* **Available records**
§ §

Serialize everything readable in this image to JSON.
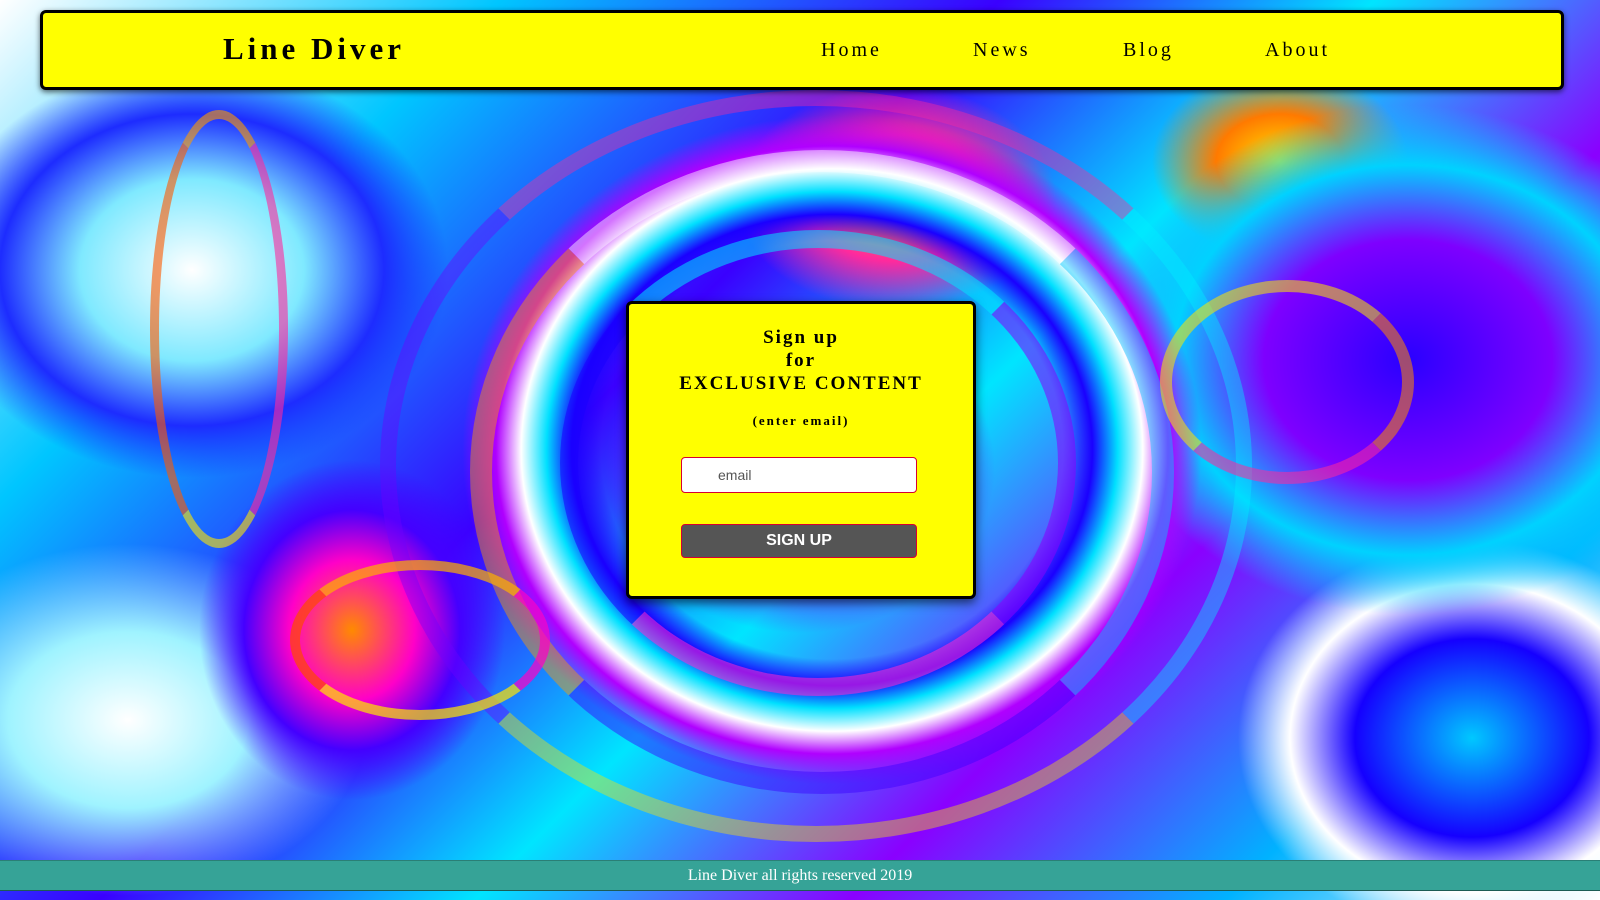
{
  "colors": {
    "navbar_bg": "#ffff00",
    "card_bg": "#ffff00",
    "button_bg": "#555555",
    "button_text": "#ffffff",
    "field_border": "#d8002f",
    "footer_bg": "#36a397",
    "footer_text": "#ffffff"
  },
  "background": {
    "description_icon": "psychedelic-swirl-background"
  },
  "navbar": {
    "brand": "Line Diver",
    "links": [
      {
        "label": "Home"
      },
      {
        "label": "News"
      },
      {
        "label": "Blog"
      },
      {
        "label": "About"
      }
    ]
  },
  "signup": {
    "heading_line1": "Sign up",
    "heading_line2": "for",
    "heading_line3": "EXCLUSIVE CONTENT",
    "hint": "(enter email)",
    "email_placeholder": "email",
    "email_value": "",
    "button_label": "SIGN UP"
  },
  "footer": {
    "text": "Line Diver all rights reserved 2019"
  }
}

§ §

* **Exercise objective**
Can you repeat every record above exactly, apart from the pictures?

* **Completed exercise**
Serialize everything readable in this image to JSON.
{
  "colors": {
    "navbar_bg": "#ffff00",
    "card_bg": "#ffff00",
    "button_bg": "#555555",
    "button_text": "#ffffff",
    "field_border": "#d8002f",
    "footer_bg": "#36a397",
    "footer_text": "#ffffff"
  },
  "background": {
    "description_icon": "psychedelic-swirl-background"
  },
  "navbar": {
    "brand": "Line Diver",
    "links": [
      {
        "label": "Home"
      },
      {
        "label": "News"
      },
      {
        "label": "Blog"
      },
      {
        "label": "About"
      }
    ]
  },
  "signup": {
    "heading_line1": "Sign up",
    "heading_line2": "for",
    "heading_line3": "EXCLUSIVE CONTENT",
    "hint": "(enter email)",
    "email_placeholder": "email",
    "email_value": "",
    "button_label": "SIGN UP"
  },
  "footer": {
    "text": "Line Diver all rights reserved 2019"
  }
}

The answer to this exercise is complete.